— Data in this exercise —
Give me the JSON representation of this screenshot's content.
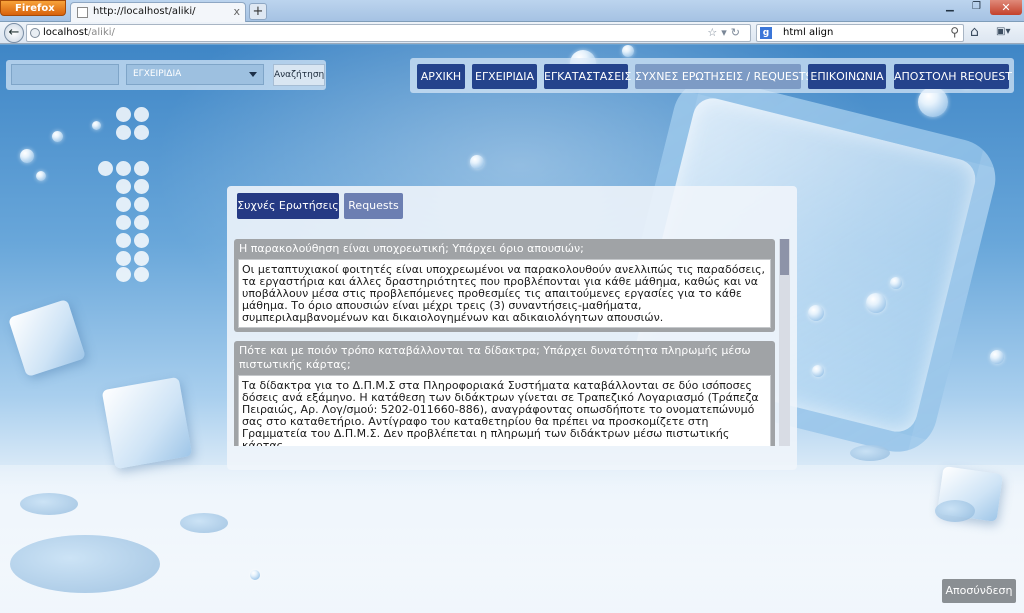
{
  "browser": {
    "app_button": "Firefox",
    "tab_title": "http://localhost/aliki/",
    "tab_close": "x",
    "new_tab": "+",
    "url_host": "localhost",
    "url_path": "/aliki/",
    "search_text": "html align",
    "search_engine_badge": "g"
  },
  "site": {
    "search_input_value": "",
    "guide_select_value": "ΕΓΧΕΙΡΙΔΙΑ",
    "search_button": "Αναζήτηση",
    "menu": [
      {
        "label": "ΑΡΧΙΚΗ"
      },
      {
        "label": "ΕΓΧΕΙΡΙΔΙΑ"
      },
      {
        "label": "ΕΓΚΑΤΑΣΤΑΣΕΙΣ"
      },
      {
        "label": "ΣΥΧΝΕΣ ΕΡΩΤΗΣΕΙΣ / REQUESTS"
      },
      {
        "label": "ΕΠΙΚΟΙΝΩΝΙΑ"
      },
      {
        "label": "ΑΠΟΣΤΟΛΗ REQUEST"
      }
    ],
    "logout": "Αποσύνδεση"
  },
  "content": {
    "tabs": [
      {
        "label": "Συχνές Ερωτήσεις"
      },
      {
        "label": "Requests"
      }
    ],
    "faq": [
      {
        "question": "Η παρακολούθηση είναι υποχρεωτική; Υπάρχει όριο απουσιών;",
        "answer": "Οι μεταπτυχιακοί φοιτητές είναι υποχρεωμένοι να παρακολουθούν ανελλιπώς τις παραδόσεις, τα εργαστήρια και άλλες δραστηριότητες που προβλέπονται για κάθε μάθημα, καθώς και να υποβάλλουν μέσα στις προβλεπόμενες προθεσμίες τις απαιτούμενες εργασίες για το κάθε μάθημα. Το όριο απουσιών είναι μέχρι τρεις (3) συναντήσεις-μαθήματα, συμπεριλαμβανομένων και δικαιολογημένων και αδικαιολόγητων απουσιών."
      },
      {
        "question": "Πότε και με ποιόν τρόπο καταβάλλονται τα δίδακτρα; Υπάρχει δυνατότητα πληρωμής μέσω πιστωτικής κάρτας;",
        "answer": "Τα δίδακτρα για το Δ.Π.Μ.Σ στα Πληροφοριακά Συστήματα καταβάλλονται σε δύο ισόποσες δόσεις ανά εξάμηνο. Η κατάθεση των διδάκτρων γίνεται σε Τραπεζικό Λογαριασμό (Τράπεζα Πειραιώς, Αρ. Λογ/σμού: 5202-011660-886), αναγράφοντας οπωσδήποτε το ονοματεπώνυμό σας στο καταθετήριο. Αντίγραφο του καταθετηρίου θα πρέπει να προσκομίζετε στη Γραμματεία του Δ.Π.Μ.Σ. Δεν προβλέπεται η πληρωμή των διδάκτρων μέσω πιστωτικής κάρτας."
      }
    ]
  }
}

— Exercise brief —
Pick each line holding the word "localhost" out of the data and copy it.

— Problem solution —
    "tab_title": "http://localhost/aliki/",
    "url_host": "localhost",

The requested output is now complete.